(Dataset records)
** START **

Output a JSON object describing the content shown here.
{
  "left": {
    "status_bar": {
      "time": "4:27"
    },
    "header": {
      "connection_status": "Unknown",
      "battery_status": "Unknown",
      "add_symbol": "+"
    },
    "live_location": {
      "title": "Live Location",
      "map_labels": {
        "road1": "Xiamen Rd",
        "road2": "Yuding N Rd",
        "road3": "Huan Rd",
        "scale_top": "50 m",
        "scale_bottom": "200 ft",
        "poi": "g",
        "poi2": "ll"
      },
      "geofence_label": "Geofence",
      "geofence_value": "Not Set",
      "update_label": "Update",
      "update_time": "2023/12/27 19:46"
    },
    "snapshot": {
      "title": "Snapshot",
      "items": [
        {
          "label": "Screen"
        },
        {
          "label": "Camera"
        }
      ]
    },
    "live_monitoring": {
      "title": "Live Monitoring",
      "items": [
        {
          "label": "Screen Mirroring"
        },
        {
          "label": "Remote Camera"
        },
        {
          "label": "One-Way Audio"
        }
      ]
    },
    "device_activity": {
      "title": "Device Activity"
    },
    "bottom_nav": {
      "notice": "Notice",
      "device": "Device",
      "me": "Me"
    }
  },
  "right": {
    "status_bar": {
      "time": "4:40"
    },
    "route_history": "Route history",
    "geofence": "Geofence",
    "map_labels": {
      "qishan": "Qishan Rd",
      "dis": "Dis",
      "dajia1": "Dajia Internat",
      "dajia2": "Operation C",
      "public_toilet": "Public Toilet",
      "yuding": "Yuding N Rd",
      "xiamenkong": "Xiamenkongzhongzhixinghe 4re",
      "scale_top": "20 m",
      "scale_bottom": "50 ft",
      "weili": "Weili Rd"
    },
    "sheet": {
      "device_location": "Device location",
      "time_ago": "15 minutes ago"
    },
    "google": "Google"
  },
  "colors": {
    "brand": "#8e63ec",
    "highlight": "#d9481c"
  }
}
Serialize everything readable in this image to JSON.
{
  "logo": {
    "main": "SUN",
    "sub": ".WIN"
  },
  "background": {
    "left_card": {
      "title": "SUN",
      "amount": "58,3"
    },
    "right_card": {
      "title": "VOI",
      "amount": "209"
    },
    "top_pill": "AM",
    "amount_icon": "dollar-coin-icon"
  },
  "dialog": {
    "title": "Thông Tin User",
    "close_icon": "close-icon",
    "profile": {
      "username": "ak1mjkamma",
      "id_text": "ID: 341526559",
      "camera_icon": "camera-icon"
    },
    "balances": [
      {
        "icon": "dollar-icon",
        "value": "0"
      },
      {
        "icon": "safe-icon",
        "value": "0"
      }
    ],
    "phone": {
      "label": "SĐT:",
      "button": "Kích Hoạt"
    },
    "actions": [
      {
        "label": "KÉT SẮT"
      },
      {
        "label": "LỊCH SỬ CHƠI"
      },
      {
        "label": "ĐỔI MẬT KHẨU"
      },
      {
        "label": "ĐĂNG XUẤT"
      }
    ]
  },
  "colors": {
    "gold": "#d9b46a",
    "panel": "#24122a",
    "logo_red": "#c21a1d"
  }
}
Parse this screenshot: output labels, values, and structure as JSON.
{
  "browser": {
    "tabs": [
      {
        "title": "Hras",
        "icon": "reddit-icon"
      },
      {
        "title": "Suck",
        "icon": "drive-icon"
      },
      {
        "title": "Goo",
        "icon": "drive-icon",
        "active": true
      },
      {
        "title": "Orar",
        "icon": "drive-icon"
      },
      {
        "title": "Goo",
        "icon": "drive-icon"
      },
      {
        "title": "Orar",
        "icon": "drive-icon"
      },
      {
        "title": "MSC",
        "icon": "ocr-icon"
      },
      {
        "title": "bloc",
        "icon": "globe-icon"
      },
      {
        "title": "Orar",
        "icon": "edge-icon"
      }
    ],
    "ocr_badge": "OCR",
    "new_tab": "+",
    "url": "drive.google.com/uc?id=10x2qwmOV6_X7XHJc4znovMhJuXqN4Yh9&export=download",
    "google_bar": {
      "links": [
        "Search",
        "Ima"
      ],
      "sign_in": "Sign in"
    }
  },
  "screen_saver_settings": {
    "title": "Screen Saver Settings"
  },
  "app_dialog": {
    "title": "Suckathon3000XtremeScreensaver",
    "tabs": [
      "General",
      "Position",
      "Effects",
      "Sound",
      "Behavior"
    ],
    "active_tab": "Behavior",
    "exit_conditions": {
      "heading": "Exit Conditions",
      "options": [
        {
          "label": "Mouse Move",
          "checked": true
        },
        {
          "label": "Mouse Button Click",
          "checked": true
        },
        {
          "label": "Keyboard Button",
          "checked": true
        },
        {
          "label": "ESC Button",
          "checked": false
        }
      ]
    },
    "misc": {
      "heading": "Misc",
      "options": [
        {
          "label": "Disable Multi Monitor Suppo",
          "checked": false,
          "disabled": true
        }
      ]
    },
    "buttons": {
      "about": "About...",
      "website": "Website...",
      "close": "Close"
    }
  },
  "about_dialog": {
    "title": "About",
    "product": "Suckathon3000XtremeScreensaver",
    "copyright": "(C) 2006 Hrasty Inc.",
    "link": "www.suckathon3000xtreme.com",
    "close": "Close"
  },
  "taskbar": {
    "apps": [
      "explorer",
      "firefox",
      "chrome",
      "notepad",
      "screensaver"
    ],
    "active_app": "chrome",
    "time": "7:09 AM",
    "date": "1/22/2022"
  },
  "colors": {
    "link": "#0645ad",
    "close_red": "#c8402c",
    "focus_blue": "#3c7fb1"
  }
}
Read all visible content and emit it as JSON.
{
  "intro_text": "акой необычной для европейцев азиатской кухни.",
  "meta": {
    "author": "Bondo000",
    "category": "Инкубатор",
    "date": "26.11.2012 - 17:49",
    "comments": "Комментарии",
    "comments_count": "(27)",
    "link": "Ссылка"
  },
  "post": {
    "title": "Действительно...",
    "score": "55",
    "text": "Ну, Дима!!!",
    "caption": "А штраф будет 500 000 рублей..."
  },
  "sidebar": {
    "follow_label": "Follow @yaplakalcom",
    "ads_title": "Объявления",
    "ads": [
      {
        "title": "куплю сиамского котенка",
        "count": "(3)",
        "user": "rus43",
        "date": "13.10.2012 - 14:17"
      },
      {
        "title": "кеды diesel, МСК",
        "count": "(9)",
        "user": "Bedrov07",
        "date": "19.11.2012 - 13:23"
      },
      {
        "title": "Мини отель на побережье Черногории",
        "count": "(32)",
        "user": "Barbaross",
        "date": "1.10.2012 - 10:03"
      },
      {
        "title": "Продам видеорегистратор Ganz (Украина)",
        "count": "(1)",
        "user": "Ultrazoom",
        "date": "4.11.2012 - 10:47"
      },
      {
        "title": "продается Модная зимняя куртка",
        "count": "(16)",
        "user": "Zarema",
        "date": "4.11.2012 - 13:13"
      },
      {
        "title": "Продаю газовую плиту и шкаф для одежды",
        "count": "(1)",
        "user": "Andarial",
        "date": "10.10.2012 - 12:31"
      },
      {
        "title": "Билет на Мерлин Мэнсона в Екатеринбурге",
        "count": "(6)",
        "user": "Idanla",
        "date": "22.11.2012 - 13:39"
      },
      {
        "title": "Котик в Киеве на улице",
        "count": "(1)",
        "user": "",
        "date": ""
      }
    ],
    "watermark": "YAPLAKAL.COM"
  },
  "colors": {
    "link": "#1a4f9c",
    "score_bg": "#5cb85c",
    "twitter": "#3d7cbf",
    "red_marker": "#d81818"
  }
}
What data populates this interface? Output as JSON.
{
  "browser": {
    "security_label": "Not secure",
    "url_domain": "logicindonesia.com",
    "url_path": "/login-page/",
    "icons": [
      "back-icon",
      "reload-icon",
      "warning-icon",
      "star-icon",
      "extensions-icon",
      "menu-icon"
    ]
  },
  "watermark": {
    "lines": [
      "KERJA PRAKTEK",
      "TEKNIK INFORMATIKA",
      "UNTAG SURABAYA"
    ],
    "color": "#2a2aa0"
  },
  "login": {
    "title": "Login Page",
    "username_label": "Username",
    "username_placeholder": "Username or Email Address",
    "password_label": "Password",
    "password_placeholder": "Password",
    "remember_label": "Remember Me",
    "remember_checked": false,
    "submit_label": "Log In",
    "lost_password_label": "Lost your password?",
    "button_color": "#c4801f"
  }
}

** END **

▸ **OBJECTIVE**
Give back exactly the lines beginning at the one with "What data populates" and ending at the final line of the material; both boundary lines belong in it.

▸ **RESULT**
What data populates this interface? Output as JSON.
{
  "browser": {
    "security_label": "Not secure",
    "url_domain": "logicindonesia.com",
    "url_path": "/login-page/",
    "icons": [
      "back-icon",
      "reload-icon",
      "warning-icon",
      "star-icon",
      "extensions-icon",
      "menu-icon"
    ]
  },
  "watermark": {
    "lines": [
      "KERJA PRAKTEK",
      "TEKNIK INFORMATIKA",
      "UNTAG SURABAYA"
    ],
    "color": "#2a2aa0"
  },
  "login": {
    "title": "Login Page",
    "username_label": "Username",
    "username_placeholder": "Username or Email Address",
    "password_label": "Password",
    "password_placeholder": "Password",
    "remember_label": "Remember Me",
    "remember_checked": false,
    "submit_label": "Log In",
    "lost_password_label": "Lost your password?",
    "button_color": "#c4801f"
  }
}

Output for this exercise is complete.